Exercise prompt :: State how many lines of the entries hold the string "Mississippi", and nothing more.

[Items from a figure collection]
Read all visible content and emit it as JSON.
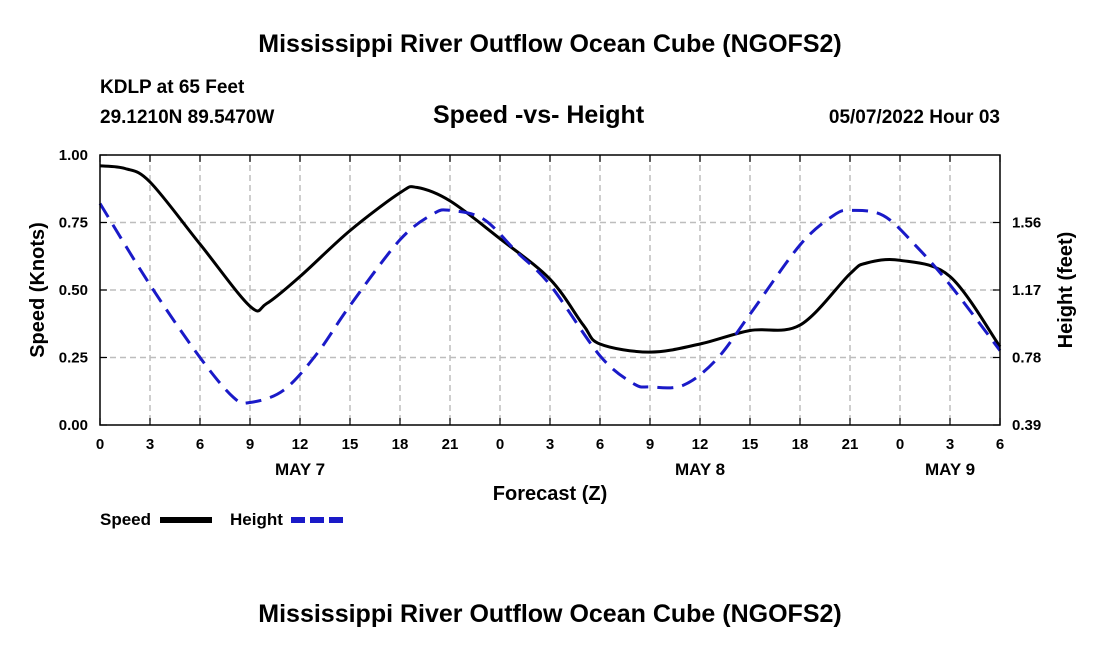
{
  "page": {
    "title_top": "Mississippi River Outflow Ocean Cube (NGOFS2)",
    "title_bottom": "Mississippi River Outflow Ocean Cube (NGOFS2)"
  },
  "meta": {
    "station": "KDLP at 65 Feet",
    "coords": "29.1210N  89.5470W",
    "subtitle": "Speed -vs- Height",
    "datetime": "05/07/2022 Hour 03"
  },
  "chart_data": {
    "type": "line",
    "title": "Speed -vs- Height",
    "xlabel": "Forecast (Z)",
    "ylabel": "Speed (Knots)",
    "y2label": "Height (feet)",
    "x_ticks": [
      "0",
      "3",
      "6",
      "9",
      "12",
      "15",
      "18",
      "21",
      "0",
      "3",
      "6",
      "9",
      "12",
      "15",
      "18",
      "21",
      "0",
      "3",
      "6"
    ],
    "x_range_hours": [
      0,
      54
    ],
    "day_labels": [
      {
        "label": "MAY 7",
        "hour": 12
      },
      {
        "label": "MAY 8",
        "hour": 36
      },
      {
        "label": "MAY 9",
        "hour": 51
      }
    ],
    "ylim": [
      0,
      1
    ],
    "y_ticks": [
      "0.00",
      "0.25",
      "0.50",
      "0.75",
      "1.00"
    ],
    "y_tick_values": [
      0,
      0.25,
      0.5,
      0.75,
      1.0
    ],
    "y2lim": [
      0.39,
      1.95
    ],
    "y2_ticks": [
      "0.39",
      "0.78",
      "1.17",
      "1.56"
    ],
    "y2_tick_values": [
      0.39,
      0.78,
      1.17,
      1.56
    ],
    "grid": true,
    "series": [
      {
        "name": "Speed",
        "axis": "left",
        "color": "#000000",
        "dash": "solid",
        "x": [
          0,
          1.5,
          3,
          6,
          9,
          10,
          12,
          15,
          18,
          19,
          21,
          24,
          27,
          29,
          30,
          33,
          36,
          39,
          42,
          45,
          46,
          48,
          51,
          54
        ],
        "y": [
          0.96,
          0.95,
          0.9,
          0.67,
          0.44,
          0.45,
          0.55,
          0.72,
          0.86,
          0.88,
          0.83,
          0.69,
          0.54,
          0.37,
          0.3,
          0.27,
          0.3,
          0.35,
          0.37,
          0.56,
          0.6,
          0.61,
          0.55,
          0.29
        ]
      },
      {
        "name": "Height",
        "axis": "right",
        "color": "#1a1ac8",
        "dash": "dashed",
        "x": [
          0,
          3,
          6,
          8,
          9,
          11,
          13,
          15,
          18,
          20,
          21,
          23,
          25,
          27,
          30,
          32,
          33,
          35,
          37,
          39,
          42,
          44,
          45,
          47,
          49,
          51,
          54
        ],
        "y": [
          1.67,
          1.2,
          0.78,
          0.55,
          0.52,
          0.59,
          0.8,
          1.08,
          1.46,
          1.61,
          1.63,
          1.58,
          1.39,
          1.2,
          0.79,
          0.63,
          0.61,
          0.62,
          0.77,
          1.03,
          1.43,
          1.6,
          1.63,
          1.6,
          1.42,
          1.2,
          0.82
        ]
      }
    ],
    "legend": [
      {
        "label": "Speed",
        "color": "#000000",
        "dash": "solid"
      },
      {
        "label": "Height",
        "color": "#1a1ac8",
        "dash": "dashed"
      }
    ],
    "legend_position": "bottom-left"
  }
}
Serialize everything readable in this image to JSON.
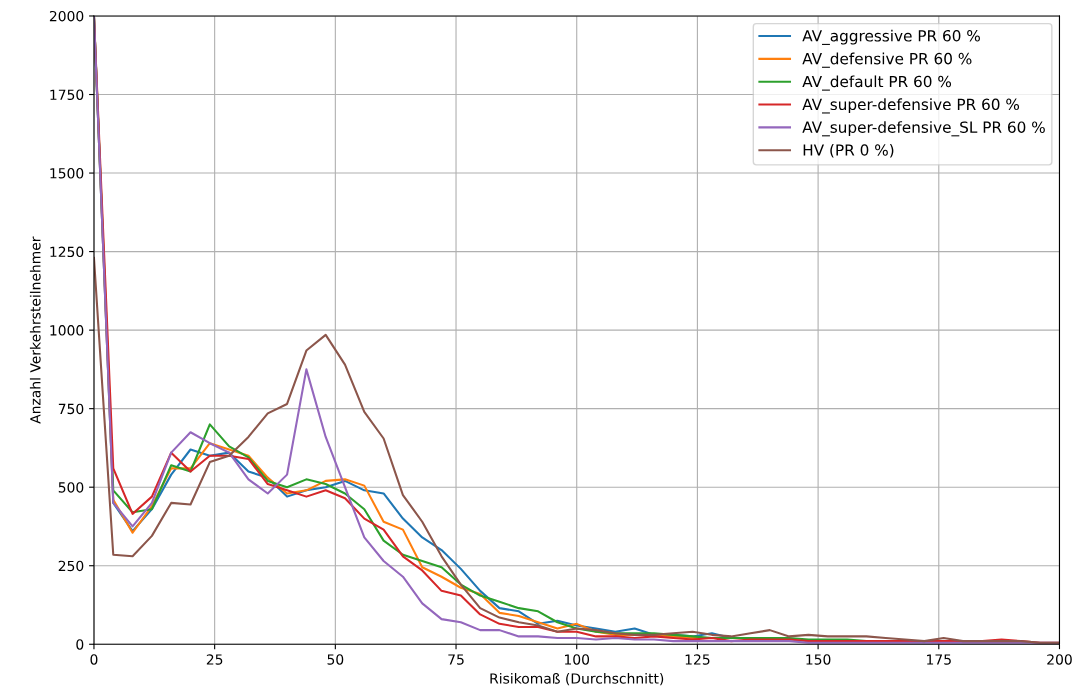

Full answer :: 2